**EXERCISE**
Gather all lines from the material that contain the word "wavelength".

**RECORDS**
....................
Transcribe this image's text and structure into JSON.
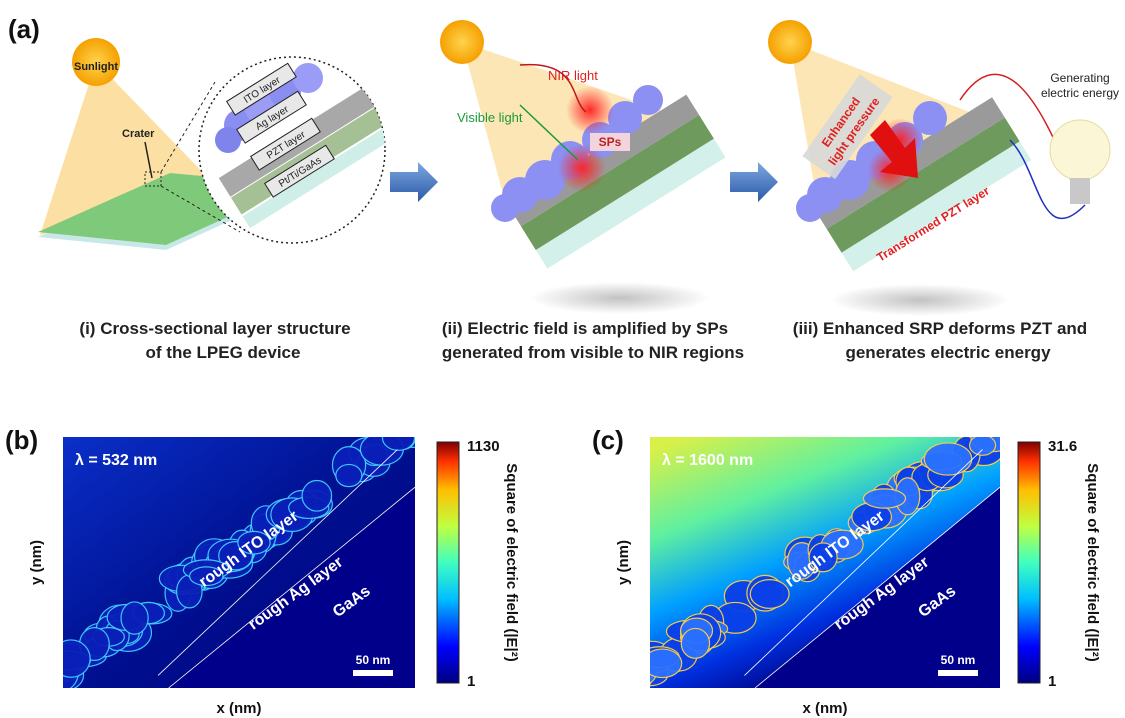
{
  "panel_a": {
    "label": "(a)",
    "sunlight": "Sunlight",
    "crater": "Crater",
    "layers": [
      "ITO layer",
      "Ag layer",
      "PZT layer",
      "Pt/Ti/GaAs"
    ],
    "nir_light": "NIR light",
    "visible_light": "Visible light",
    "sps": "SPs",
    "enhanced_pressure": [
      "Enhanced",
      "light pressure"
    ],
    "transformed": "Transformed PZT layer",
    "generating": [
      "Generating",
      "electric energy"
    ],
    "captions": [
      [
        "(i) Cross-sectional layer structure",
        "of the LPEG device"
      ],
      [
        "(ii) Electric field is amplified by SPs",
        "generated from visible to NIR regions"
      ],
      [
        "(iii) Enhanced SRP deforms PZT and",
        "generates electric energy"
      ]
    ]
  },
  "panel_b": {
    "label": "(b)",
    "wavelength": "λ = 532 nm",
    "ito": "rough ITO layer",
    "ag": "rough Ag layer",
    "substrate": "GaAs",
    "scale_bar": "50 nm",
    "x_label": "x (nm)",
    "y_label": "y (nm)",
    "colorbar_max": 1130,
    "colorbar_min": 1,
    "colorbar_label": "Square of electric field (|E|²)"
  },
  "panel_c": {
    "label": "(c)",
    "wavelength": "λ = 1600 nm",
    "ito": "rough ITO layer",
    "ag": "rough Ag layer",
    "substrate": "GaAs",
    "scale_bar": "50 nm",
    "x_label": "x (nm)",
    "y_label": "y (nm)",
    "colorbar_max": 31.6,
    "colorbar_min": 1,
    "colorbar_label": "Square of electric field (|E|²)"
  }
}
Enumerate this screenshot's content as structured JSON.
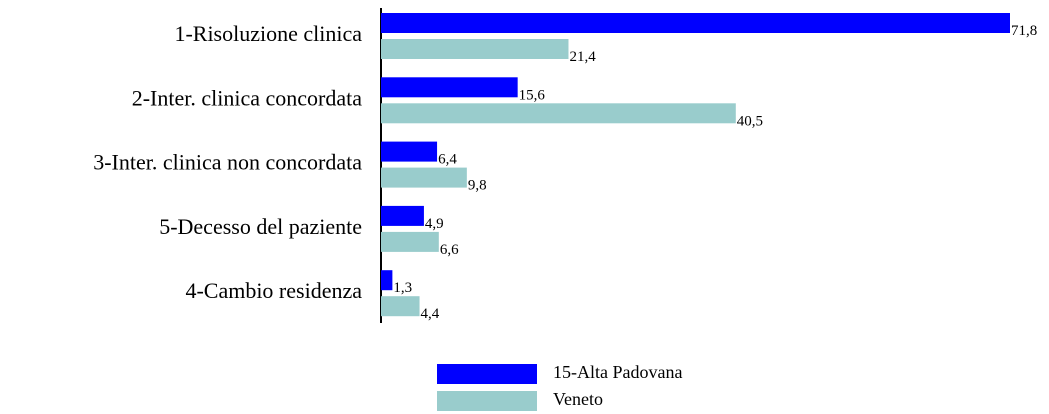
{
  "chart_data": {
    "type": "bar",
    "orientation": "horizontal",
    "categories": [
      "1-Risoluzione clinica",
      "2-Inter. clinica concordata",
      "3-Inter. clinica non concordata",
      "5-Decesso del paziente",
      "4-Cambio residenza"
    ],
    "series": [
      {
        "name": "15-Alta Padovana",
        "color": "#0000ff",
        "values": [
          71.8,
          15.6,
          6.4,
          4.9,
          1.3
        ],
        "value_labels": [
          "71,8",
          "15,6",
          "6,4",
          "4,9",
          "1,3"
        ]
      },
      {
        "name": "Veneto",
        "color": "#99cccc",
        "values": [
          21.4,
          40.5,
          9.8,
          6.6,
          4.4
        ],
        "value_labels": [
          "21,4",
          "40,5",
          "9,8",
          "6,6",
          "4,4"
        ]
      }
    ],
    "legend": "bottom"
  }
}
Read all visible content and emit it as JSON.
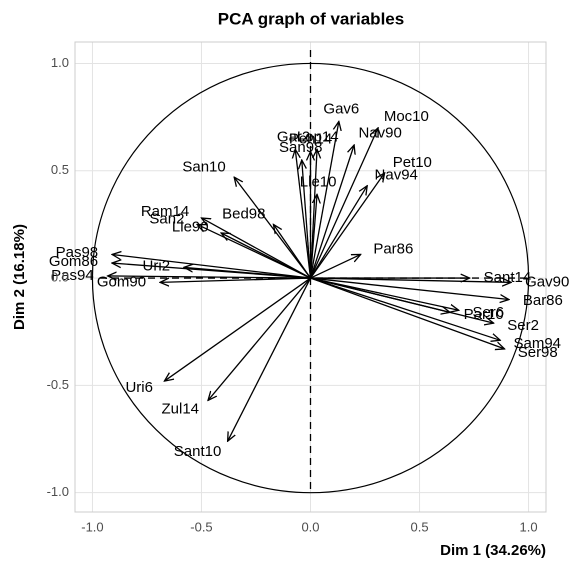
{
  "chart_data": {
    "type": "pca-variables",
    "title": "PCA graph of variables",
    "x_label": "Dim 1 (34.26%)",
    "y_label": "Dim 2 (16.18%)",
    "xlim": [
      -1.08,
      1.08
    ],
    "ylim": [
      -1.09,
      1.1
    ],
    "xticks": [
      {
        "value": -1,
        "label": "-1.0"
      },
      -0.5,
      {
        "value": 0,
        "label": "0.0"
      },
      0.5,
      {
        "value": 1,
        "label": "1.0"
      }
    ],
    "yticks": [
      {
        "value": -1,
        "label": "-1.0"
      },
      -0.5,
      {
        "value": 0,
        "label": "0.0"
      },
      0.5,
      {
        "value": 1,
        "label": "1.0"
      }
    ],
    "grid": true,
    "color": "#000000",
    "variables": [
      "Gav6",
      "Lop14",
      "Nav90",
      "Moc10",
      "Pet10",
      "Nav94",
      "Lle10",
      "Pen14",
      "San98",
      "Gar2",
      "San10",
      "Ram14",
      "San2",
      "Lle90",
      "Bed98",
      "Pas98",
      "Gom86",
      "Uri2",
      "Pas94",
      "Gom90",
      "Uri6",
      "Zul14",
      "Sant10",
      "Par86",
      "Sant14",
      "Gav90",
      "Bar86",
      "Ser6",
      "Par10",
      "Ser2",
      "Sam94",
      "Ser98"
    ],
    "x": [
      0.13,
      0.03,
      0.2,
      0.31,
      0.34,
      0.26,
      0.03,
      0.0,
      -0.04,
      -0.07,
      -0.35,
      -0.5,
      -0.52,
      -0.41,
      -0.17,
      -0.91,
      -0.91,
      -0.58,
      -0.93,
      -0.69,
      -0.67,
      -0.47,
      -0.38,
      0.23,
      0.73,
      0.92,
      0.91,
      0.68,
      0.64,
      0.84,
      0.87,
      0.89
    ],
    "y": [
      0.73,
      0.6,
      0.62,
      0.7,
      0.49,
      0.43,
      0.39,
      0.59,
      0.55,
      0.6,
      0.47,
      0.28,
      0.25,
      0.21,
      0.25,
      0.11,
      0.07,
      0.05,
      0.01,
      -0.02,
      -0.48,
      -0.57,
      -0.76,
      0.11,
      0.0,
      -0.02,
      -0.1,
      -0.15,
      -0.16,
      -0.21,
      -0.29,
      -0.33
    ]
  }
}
....................
**ANSWER FOR THIS EXERCISE**
    "wavelength": "λ = 532 nm",
    "wavelength": "λ = 1600 nm",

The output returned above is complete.